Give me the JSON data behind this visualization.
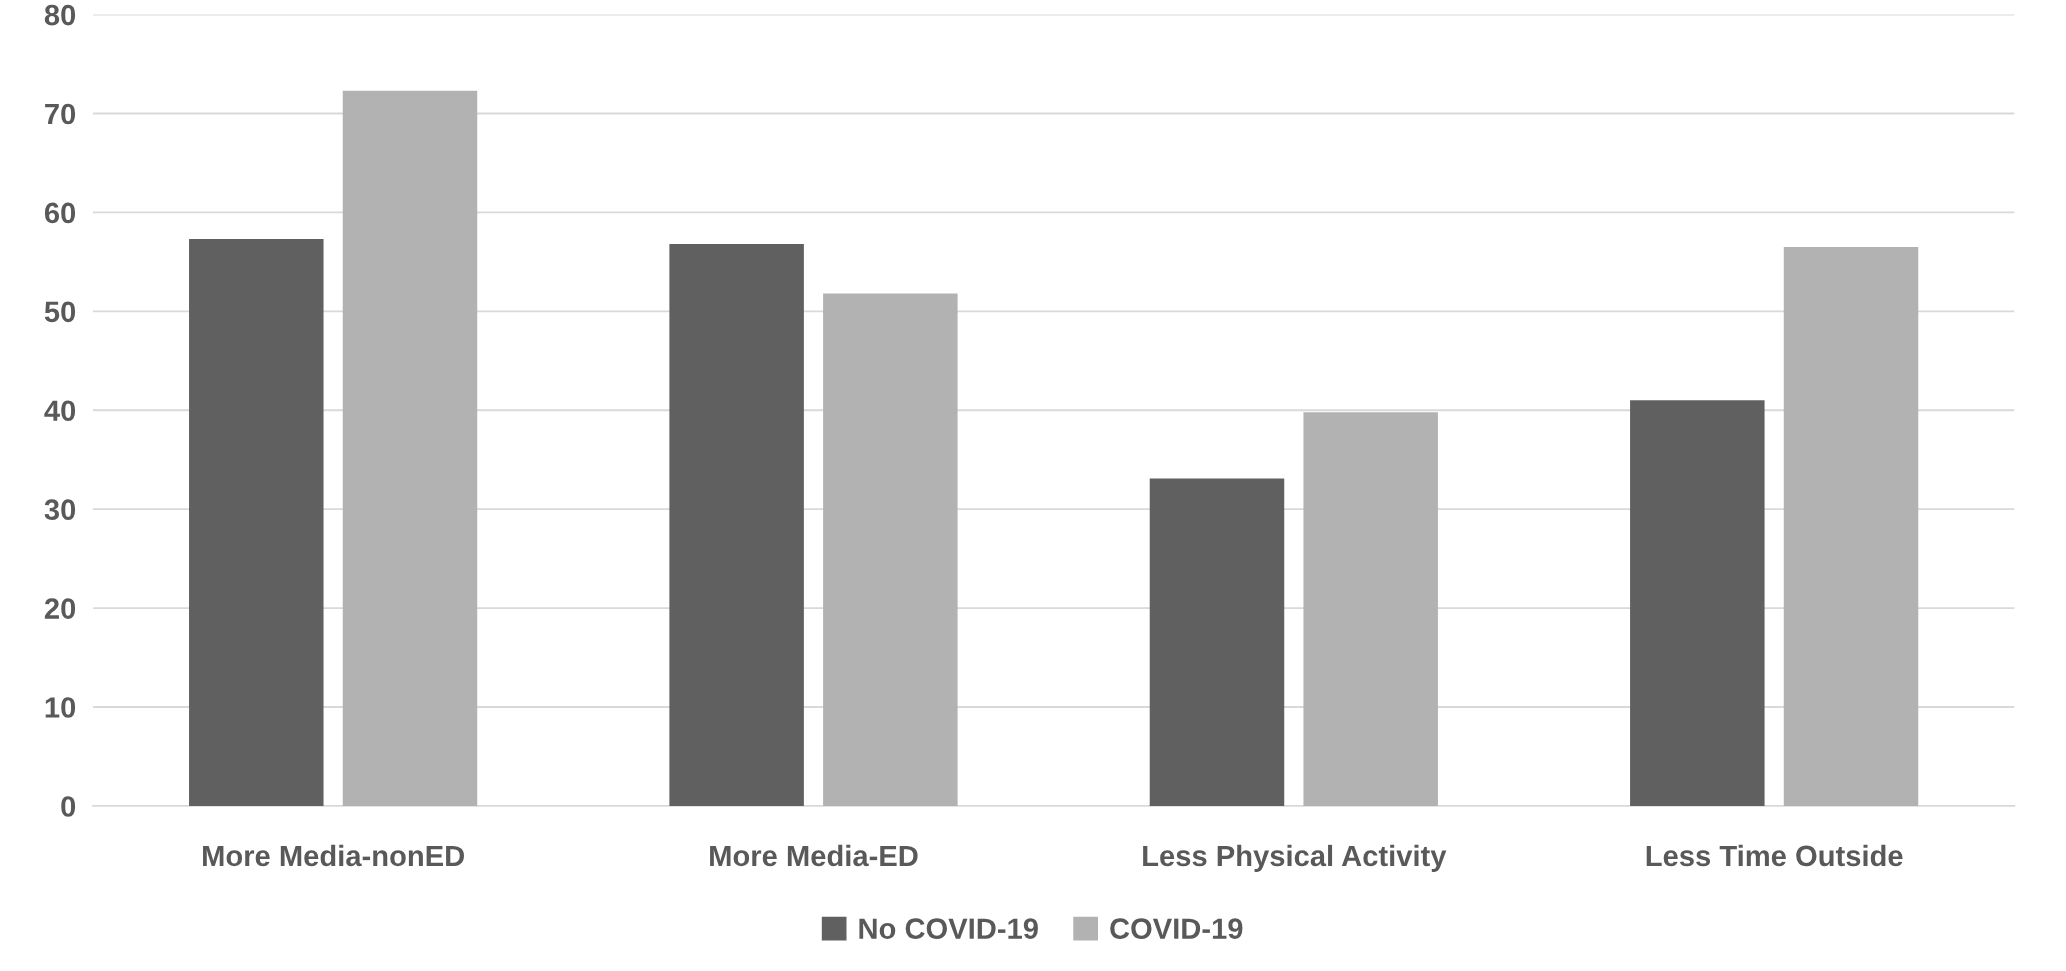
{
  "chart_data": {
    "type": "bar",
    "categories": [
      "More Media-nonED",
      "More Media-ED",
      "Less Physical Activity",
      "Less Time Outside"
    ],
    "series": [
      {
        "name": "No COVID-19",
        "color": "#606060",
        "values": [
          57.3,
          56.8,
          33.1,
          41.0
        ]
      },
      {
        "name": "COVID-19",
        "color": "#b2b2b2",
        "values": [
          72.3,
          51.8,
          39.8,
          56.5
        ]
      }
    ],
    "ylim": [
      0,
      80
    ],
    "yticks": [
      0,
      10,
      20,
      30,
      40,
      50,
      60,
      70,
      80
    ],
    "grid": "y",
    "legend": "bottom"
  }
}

» **Exercise aim**:
Print out the material word for word, omitting the pictures.

» **Solution to this task**:
Give me the JSON data behind this visualization.
{
  "chart_data": {
    "type": "bar",
    "categories": [
      "More Media-nonED",
      "More Media-ED",
      "Less Physical Activity",
      "Less Time Outside"
    ],
    "series": [
      {
        "name": "No COVID-19",
        "color": "#606060",
        "values": [
          57.3,
          56.8,
          33.1,
          41.0
        ]
      },
      {
        "name": "COVID-19",
        "color": "#b2b2b2",
        "values": [
          72.3,
          51.8,
          39.8,
          56.5
        ]
      }
    ],
    "ylim": [
      0,
      80
    ],
    "yticks": [
      0,
      10,
      20,
      30,
      40,
      50,
      60,
      70,
      80
    ],
    "grid": "y",
    "legend": "bottom"
  }
}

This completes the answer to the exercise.